═══ Provided records
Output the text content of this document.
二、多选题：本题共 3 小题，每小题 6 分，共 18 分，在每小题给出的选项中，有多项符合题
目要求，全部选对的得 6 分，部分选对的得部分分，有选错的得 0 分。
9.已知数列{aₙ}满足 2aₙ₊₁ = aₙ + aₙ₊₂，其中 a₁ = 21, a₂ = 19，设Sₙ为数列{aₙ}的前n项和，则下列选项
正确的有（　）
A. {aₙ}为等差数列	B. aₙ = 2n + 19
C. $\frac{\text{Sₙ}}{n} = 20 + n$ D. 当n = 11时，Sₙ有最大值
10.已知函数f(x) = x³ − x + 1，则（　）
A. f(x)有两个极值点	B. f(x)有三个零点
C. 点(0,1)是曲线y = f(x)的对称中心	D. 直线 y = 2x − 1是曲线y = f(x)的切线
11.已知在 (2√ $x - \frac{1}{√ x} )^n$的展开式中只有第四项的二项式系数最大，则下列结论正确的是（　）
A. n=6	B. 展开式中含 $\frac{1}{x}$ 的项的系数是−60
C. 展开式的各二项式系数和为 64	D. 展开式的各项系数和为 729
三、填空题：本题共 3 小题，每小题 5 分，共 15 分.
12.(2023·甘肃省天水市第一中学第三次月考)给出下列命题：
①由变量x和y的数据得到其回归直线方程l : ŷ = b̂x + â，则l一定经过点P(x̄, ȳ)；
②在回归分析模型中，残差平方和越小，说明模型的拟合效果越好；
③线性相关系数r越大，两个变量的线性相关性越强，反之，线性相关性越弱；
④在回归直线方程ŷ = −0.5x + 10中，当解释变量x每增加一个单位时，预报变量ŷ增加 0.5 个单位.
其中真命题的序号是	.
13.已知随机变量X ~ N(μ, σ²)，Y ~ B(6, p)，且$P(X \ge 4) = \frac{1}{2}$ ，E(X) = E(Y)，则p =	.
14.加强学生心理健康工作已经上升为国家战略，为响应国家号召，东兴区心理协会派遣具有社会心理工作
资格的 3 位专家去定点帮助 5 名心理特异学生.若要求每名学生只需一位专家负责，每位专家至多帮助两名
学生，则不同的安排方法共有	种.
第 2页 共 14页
══════
■ Task brief
Return every line in the listing that contains the word "frac".

■ The output
C. $\frac{\text{Sₙ}}{n} = 20 + n$ D. 当n = 11时，Sₙ有最大值
11.已知在 (2√ $x - \frac{1}{√ x} )^n$的展开式中只有第四项的二项式系数最大，则下列结论正确的是（　）
A. n=6	B. 展开式中含 $\frac{1}{x}$ 的项的系数是−60
13.已知随机变量X ~ N(μ, σ²)，Y ~ B(6, p)，且$P(X \ge 4) = \frac{1}{2}$ ，E(X) = E(Y)，则p =	.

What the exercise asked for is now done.